## [YOUR TASK]
Nothing in the data should change when you return it, but leave the pictures out.

## [ITEMS]
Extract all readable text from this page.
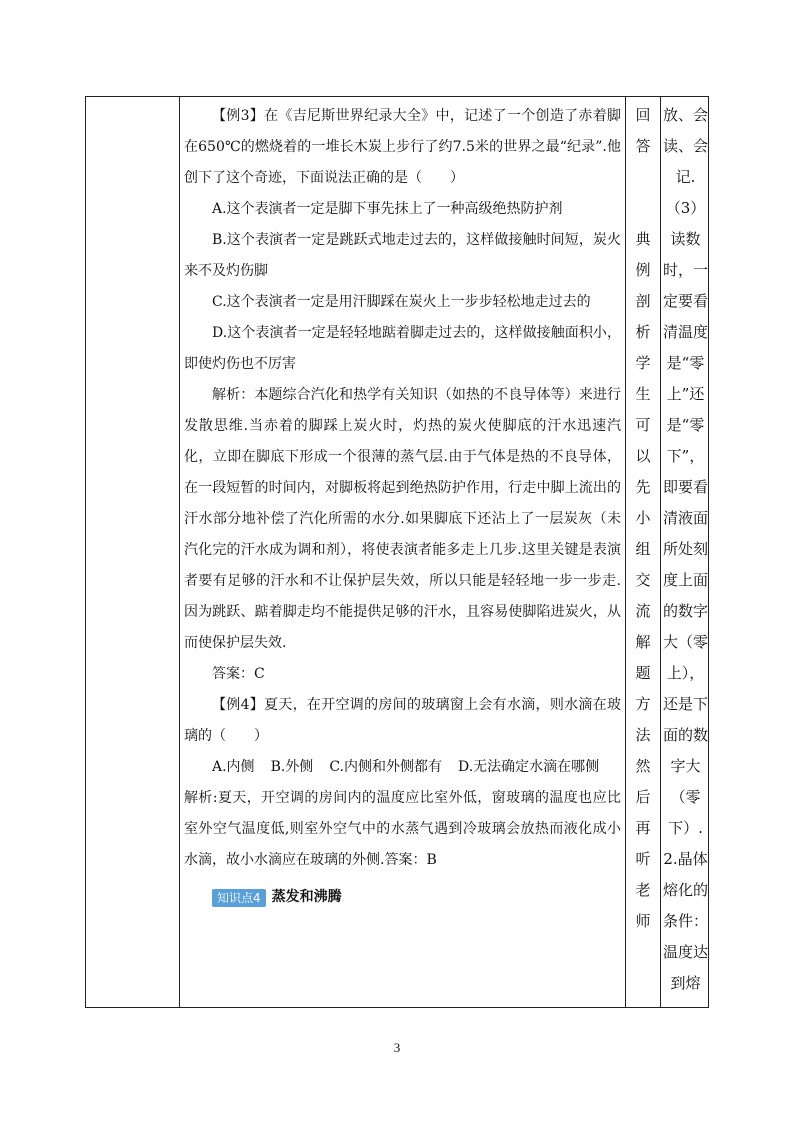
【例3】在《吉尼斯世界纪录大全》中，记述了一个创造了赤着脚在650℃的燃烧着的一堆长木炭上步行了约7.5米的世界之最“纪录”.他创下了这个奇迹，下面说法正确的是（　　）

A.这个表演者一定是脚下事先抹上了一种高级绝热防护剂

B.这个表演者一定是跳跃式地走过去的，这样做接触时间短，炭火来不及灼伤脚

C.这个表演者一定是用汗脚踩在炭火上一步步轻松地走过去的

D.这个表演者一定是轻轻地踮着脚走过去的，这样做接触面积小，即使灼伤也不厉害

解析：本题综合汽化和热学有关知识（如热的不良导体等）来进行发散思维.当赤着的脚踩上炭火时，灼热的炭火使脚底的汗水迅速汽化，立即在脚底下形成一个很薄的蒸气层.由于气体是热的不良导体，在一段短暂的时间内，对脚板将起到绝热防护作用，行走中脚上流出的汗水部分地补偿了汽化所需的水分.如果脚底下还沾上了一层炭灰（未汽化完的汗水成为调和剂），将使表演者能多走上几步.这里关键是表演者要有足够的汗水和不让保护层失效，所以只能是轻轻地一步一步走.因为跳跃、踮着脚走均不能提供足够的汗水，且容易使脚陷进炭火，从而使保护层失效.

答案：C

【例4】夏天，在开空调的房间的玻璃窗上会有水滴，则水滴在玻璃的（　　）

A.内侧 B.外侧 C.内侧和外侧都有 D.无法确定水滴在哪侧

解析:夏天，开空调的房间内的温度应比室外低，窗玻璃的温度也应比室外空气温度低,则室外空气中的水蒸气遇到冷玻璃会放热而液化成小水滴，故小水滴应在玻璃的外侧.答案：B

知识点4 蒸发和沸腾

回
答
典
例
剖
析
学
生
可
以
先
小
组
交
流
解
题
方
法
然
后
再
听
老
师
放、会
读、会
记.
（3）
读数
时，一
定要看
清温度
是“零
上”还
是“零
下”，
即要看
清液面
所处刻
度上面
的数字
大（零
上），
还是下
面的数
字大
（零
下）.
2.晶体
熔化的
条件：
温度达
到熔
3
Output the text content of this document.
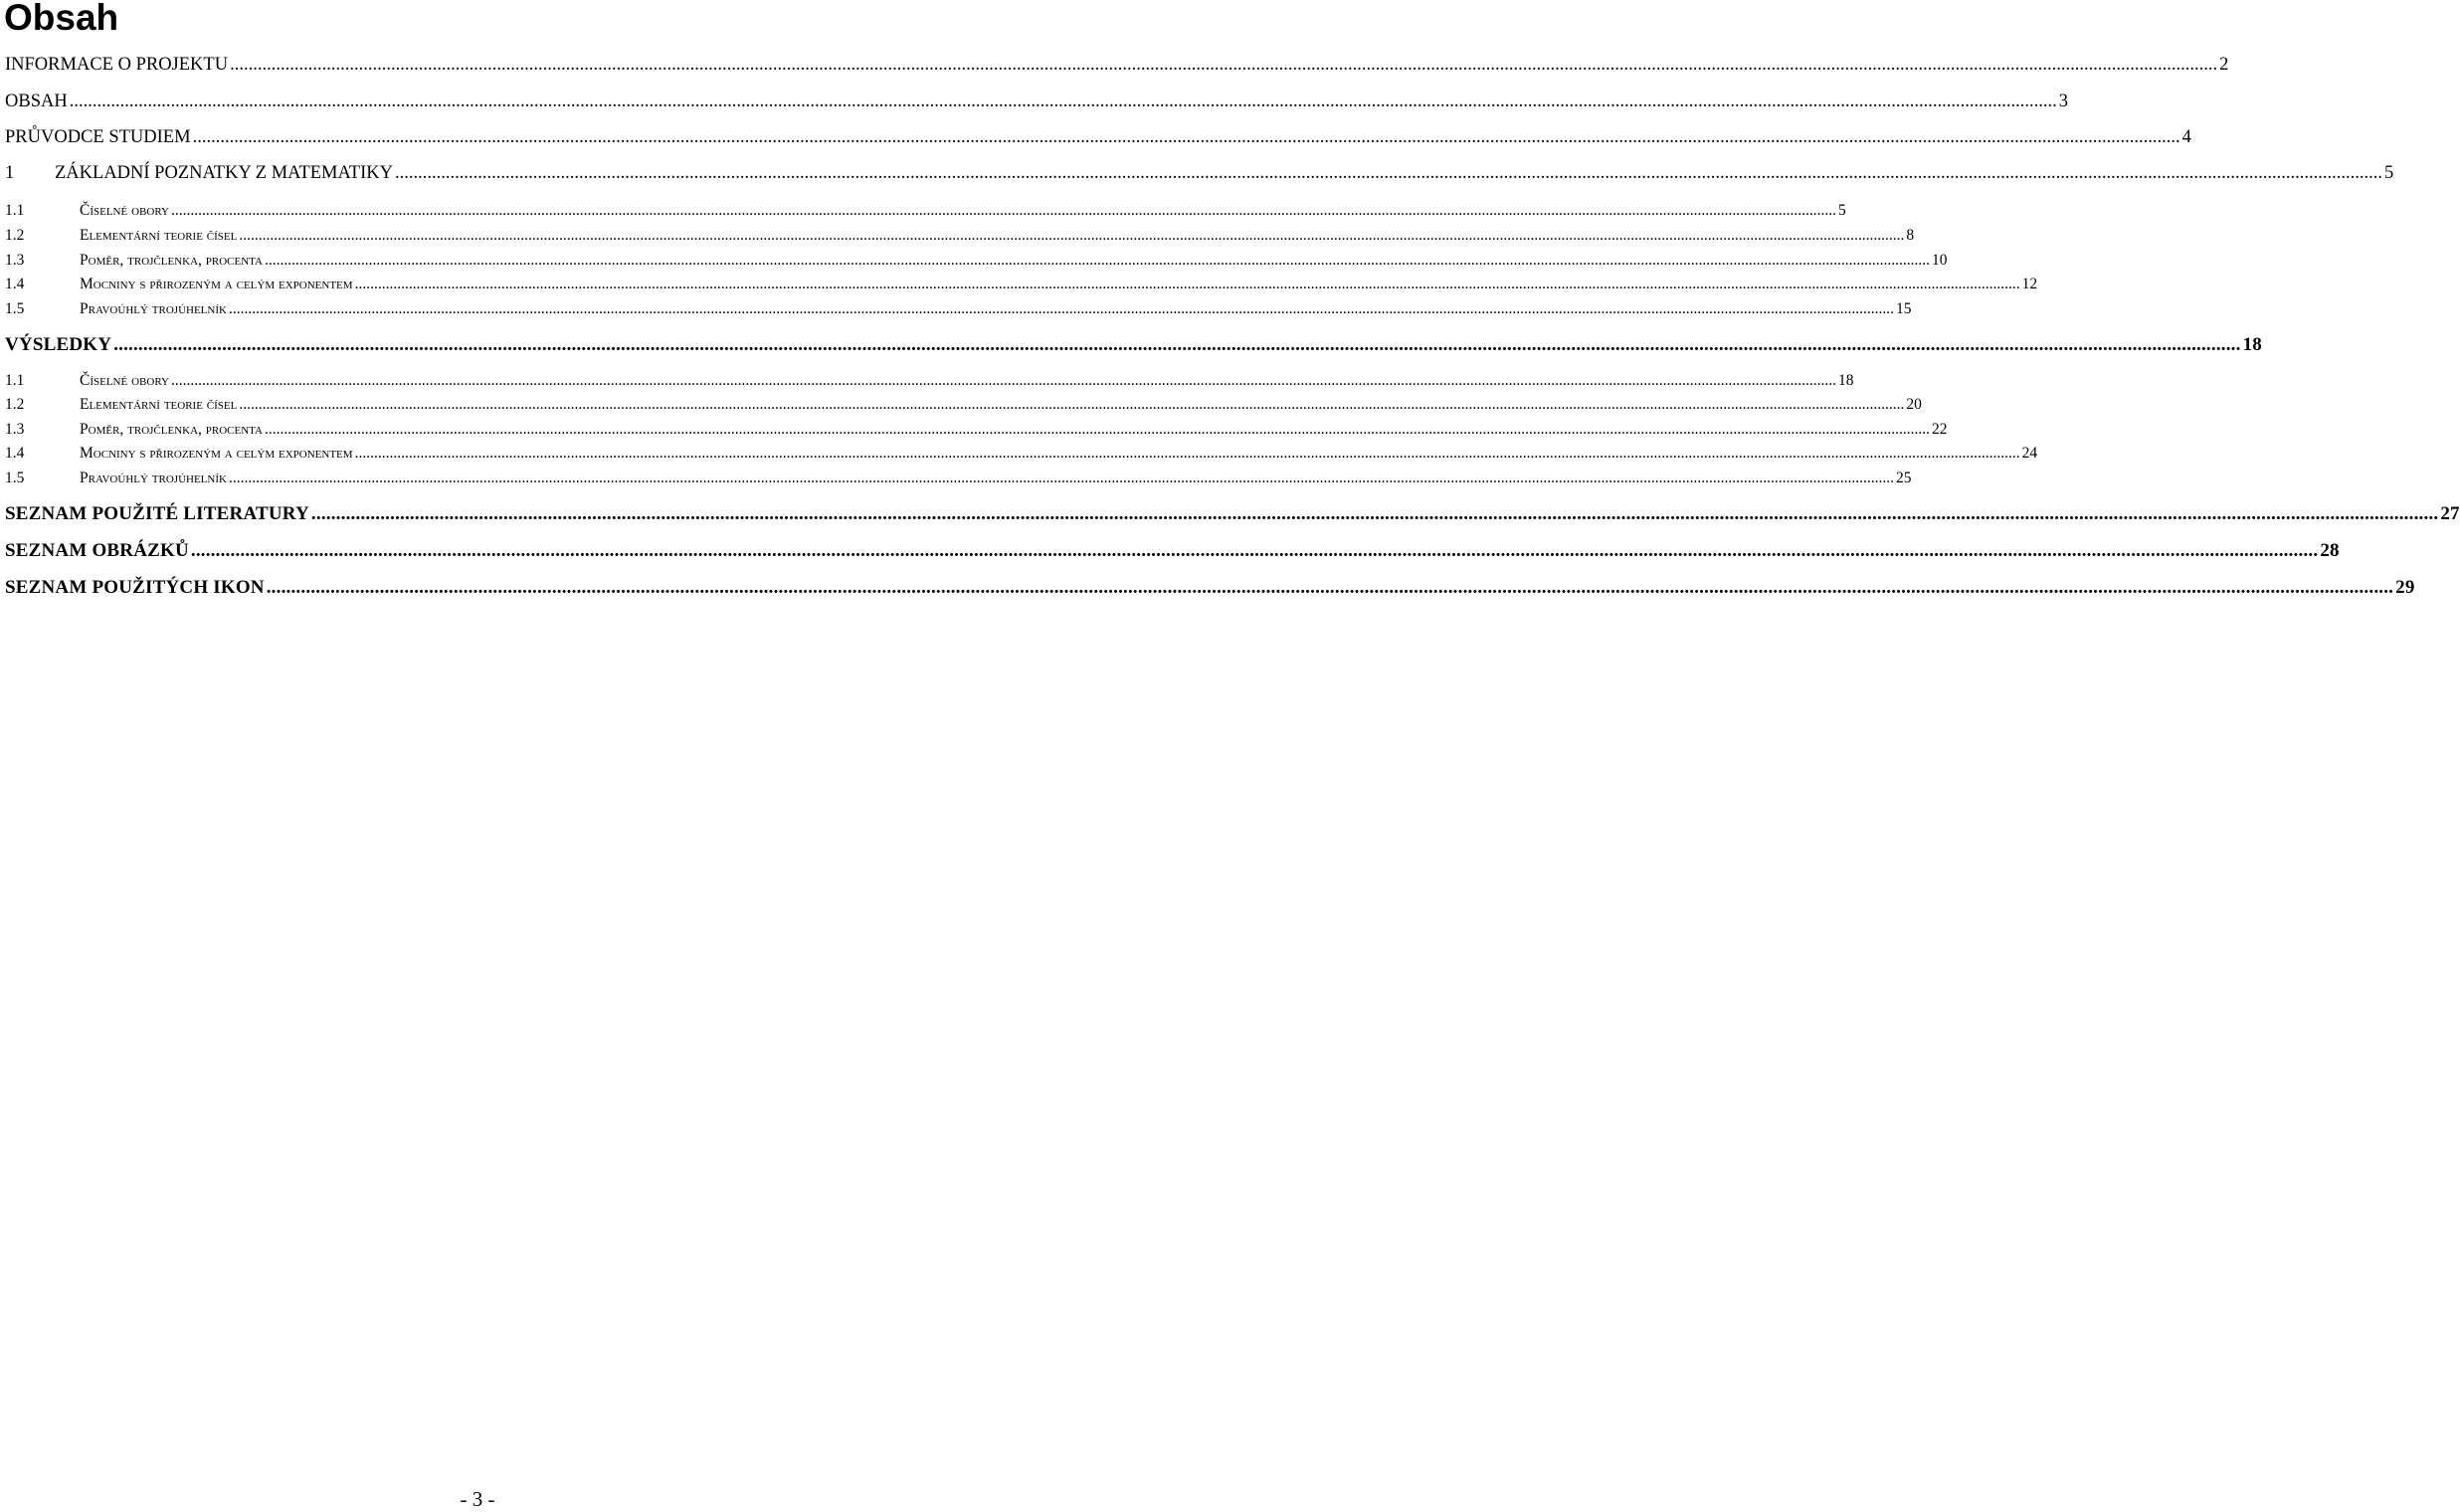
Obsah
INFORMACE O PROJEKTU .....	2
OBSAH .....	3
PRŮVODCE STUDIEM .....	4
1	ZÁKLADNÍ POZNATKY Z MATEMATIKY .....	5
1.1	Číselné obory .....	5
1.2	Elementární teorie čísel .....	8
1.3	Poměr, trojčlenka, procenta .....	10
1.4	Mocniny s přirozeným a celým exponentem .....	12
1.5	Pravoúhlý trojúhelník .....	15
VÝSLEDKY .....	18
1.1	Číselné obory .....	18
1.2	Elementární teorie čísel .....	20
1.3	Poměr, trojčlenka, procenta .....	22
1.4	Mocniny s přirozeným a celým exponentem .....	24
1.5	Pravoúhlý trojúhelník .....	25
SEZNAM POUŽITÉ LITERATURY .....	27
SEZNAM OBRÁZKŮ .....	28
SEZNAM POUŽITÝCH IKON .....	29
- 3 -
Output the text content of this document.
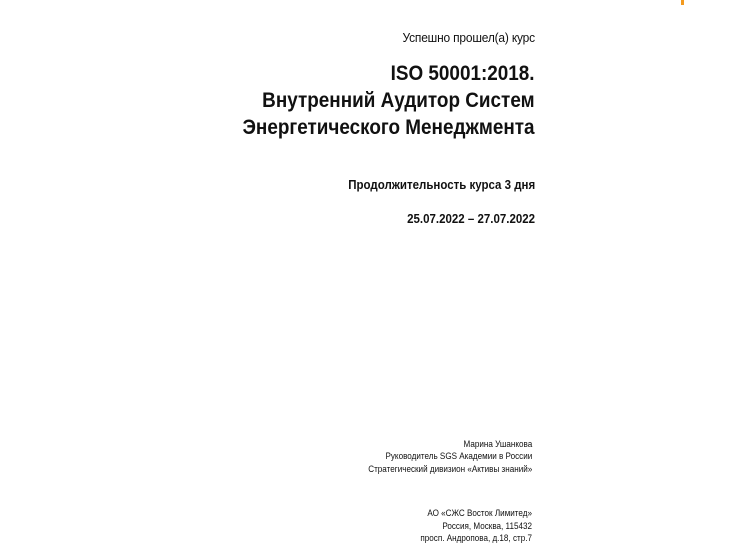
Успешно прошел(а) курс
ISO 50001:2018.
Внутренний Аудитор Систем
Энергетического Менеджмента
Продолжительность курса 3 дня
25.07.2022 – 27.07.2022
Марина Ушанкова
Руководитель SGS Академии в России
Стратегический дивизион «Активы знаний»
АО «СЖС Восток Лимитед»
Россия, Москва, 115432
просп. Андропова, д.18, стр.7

## [PROBLEM SOLUTION]
Extract all readable text from this page.
【例3】在《吉尼斯世界纪录大全》中，记述了一个创造了赤着脚在650℃的燃烧着的一堆长木炭上步行了约7.5米的世界之最“纪录”.他创下了这个奇迹，下面说法正确的是（　　）

A.这个表演者一定是脚下事先抹上了一种高级绝热防护剂

B.这个表演者一定是跳跃式地走过去的，这样做接触时间短，炭火来不及灼伤脚

C.这个表演者一定是用汗脚踩在炭火上一步步轻松地走过去的

D.这个表演者一定是轻轻地踮着脚走过去的，这样做接触面积小，即使灼伤也不厉害

解析：本题综合汽化和热学有关知识（如热的不良导体等）来进行发散思维.当赤着的脚踩上炭火时，灼热的炭火使脚底的汗水迅速汽化，立即在脚底下形成一个很薄的蒸气层.由于气体是热的不良导体，在一段短暂的时间内，对脚板将起到绝热防护作用，行走中脚上流出的汗水部分地补偿了汽化所需的水分.如果脚底下还沾上了一层炭灰（未汽化完的汗水成为调和剂），将使表演者能多走上几步.这里关键是表演者要有足够的汗水和不让保护层失效，所以只能是轻轻地一步一步走.因为跳跃、踮着脚走均不能提供足够的汗水，且容易使脚陷进炭火，从而使保护层失效.

答案：C

【例4】夏天，在开空调的房间的玻璃窗上会有水滴，则水滴在玻璃的（　　）

A.内侧 B.外侧 C.内侧和外侧都有 D.无法确定水滴在哪侧

解析:夏天，开空调的房间内的温度应比室外低，窗玻璃的温度也应比室外空气温度低,则室外空气中的水蒸气遇到冷玻璃会放热而液化成小水滴，故小水滴应在玻璃的外侧.答案：B

知识点4 蒸发和沸腾

回
答
典
例
剖
析
学
生
可
以
先
小
组
交
流
解
题
方
法
然
后
再
听
老
师
放、会
读、会
记.
（3）
读数
时，一
定要看
清温度
是“零
上”还
是“零
下”，
即要看
清液面
所处刻
度上面
的数字
大（零
上），
还是下
面的数
字大
（零
下）.
2.晶体
熔化的
条件：
温度达
到熔
3
Output the text content of this document.
Obsah
INFORMACE O PROJEKTU .....	2
OBSAH .....	3
PRŮVODCE STUDIEM .....	4
1	ZÁKLADNÍ POZNATKY Z MATEMATIKY .....	5
1.1	Číselné obory .....	5
1.2	Elementární teorie čísel .....	8
1.3	Poměr, trojčlenka, procenta .....	10
1.4	Mocniny s přirozeným a celým exponentem .....	12
1.5	Pravoúhlý trojúhelník .....	15
VÝSLEDKY .....	18
1.1	Číselné obory .....	18
1.2	Elementární teorie čísel .....	20
1.3	Poměr, trojčlenka, procenta .....	22
1.4	Mocniny s přirozeným a celým exponentem .....	24
1.5	Pravoúhlý trojúhelník .....	25
SEZNAM POUŽITÉ LITERATURY .....	27
SEZNAM OBRÁZKŮ .....	28
SEZNAM POUŽITÝCH IKON .....	29
- 3 -
Output the text content of this document.
Успешно прошел(а) курс
ISO 50001:2018.
Внутренний Аудитор Систем
Энергетического Менеджмента
Продолжительность курса 3 дня
25.07.2022 – 27.07.2022
Марина Ушанкова
Руководитель SGS Академии в России
Стратегический дивизион «Активы знаний»
АО «СЖС Восток Лимитед»
Россия, Москва, 115432
просп. Андропова, д.18, стр.7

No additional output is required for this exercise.